• **WHAT IS EXPECTED**
Beginning at the line with "What does this", output each line to the end of the listing below exactly, please.

Saved data entries:
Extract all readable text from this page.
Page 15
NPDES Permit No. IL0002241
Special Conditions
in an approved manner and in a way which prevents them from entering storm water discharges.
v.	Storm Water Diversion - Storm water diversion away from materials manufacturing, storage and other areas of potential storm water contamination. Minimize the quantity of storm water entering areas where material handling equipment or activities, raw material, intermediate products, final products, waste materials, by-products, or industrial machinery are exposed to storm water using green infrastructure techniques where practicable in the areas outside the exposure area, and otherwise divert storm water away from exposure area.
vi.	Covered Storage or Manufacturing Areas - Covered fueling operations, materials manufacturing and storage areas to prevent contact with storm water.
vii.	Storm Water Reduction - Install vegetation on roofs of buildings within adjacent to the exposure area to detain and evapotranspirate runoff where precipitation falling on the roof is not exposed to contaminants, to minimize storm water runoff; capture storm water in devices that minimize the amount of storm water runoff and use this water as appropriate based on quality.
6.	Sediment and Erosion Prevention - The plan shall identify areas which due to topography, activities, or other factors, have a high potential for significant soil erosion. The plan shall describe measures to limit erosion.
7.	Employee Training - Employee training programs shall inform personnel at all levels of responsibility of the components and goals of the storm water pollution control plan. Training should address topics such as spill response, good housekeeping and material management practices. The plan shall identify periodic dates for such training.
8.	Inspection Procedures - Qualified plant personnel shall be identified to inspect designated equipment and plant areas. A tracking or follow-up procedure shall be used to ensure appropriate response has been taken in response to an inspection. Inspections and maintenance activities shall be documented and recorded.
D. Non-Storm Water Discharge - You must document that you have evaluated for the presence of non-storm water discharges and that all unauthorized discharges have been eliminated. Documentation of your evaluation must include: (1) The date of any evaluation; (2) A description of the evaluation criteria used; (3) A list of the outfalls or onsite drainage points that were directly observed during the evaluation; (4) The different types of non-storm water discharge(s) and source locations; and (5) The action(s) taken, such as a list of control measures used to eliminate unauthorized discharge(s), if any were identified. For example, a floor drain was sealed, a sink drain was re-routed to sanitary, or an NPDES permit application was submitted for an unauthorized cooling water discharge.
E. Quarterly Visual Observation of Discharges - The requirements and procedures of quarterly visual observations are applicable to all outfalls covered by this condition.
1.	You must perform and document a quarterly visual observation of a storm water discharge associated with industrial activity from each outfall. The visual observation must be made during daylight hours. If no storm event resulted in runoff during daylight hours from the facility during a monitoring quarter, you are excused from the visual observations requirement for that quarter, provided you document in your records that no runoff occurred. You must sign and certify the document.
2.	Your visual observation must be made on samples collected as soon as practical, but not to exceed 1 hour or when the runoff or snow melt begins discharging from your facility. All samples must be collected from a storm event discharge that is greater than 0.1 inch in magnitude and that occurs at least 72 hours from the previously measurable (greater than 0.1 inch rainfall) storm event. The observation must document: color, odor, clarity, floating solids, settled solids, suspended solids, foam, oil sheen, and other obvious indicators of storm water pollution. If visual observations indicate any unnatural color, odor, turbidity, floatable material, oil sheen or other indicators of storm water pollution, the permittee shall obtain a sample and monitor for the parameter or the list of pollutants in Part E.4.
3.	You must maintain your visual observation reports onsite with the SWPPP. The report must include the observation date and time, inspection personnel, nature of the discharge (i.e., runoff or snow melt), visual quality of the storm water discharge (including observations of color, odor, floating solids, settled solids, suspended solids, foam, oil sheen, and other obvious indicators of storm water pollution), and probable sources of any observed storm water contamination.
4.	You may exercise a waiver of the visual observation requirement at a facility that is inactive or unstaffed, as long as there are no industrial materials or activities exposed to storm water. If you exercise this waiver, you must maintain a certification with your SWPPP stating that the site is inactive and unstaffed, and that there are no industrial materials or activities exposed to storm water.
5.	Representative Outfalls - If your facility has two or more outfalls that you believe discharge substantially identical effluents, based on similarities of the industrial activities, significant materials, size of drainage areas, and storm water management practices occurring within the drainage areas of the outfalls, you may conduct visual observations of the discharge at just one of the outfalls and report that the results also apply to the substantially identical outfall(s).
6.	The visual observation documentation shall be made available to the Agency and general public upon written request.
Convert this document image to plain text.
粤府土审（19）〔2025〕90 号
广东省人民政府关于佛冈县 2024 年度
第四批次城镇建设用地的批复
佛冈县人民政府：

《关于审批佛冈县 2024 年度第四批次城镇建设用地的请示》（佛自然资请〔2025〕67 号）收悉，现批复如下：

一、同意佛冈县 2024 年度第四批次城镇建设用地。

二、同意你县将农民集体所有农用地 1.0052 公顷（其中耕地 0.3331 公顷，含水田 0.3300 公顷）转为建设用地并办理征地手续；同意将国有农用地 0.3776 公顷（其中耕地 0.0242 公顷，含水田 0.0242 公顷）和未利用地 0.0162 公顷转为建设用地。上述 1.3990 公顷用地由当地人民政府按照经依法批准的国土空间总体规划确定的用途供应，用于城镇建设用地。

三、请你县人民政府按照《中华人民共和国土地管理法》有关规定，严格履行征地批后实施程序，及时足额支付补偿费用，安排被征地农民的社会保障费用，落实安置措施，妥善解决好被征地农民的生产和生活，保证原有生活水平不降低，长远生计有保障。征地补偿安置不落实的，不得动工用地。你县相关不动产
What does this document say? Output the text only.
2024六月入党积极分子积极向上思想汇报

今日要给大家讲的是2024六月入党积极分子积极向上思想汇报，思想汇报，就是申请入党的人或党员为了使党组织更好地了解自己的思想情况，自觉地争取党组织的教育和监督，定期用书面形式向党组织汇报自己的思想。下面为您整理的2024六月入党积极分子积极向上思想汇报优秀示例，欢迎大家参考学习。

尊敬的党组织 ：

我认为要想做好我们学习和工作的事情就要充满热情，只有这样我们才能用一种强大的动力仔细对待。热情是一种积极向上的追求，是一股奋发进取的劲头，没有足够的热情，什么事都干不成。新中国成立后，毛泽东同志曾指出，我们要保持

• **RIGHT ANSWER**
What does this document say? Output the text only.
2024六月入党积极分子积极向上思想汇报

今日要给大家讲的是2024六月入党积极分子积极向上思想汇报，思想汇报，就是申请入党的人或党员为了使党组织更好地了解自己的思想情况，自觉地争取党组织的教育和监督，定期用书面形式向党组织汇报自己的思想。下面为您整理的2024六月入党积极分子积极向上思想汇报优秀示例，欢迎大家参考学习。

尊敬的党组织 ：

我认为要想做好我们学习和工作的事情就要充满热情，只有这样我们才能用一种强大的动力仔细对待。热情是一种积极向上的追求，是一股奋发进取的劲头，没有足够的热情，什么事都干不成。新中国成立后，毛泽东同志曾指出，我们要保持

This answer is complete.